(Direction): Exactly how many lines have the word "числе"? Answer with the bare number.

(Exercise input):
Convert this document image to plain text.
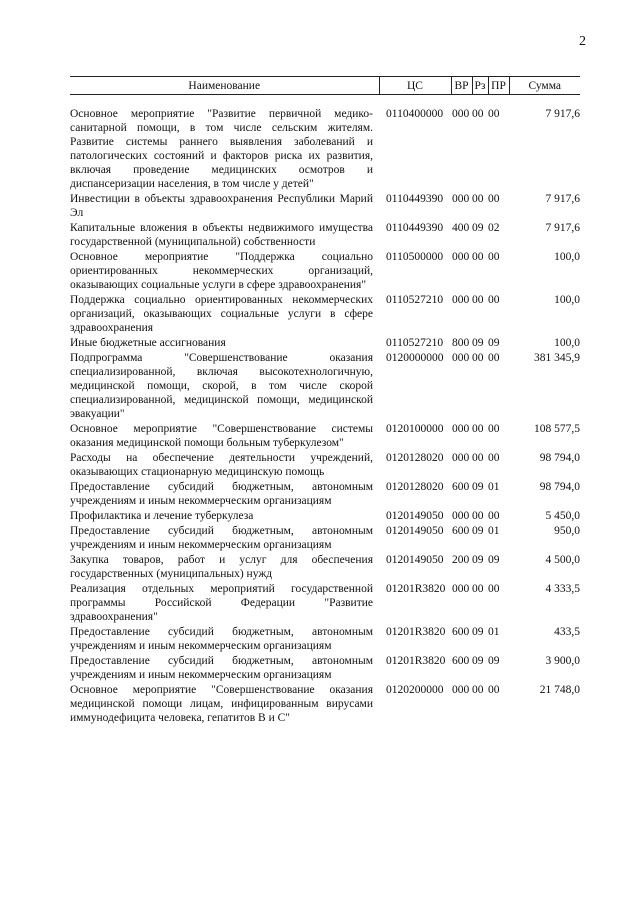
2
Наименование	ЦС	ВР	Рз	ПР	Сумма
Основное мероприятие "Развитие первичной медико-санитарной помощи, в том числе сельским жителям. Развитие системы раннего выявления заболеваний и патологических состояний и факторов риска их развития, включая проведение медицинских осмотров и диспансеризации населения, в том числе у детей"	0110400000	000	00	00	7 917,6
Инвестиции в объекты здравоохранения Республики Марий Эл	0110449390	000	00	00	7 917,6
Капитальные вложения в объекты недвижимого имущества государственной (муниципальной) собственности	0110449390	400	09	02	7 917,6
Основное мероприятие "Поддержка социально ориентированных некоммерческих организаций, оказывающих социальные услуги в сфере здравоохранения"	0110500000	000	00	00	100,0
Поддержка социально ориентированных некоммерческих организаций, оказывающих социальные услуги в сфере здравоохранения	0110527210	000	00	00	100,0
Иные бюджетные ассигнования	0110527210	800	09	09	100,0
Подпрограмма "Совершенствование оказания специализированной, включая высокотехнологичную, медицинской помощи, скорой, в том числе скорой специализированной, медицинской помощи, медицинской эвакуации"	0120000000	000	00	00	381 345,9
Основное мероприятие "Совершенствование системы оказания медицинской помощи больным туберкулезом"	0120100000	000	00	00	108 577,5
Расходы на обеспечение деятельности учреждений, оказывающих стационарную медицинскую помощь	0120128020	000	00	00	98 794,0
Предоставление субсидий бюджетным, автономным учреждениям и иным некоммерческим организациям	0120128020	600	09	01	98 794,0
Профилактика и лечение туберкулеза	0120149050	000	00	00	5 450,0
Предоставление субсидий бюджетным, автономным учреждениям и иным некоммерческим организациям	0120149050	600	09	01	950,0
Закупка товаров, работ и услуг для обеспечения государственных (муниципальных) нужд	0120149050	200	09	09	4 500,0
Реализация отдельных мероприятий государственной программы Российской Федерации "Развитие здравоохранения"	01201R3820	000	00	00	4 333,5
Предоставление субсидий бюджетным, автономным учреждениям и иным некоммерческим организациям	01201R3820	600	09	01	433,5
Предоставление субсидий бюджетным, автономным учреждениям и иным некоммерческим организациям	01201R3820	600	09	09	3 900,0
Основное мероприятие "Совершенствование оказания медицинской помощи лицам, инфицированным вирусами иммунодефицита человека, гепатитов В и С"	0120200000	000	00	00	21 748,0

(Expected answer): 2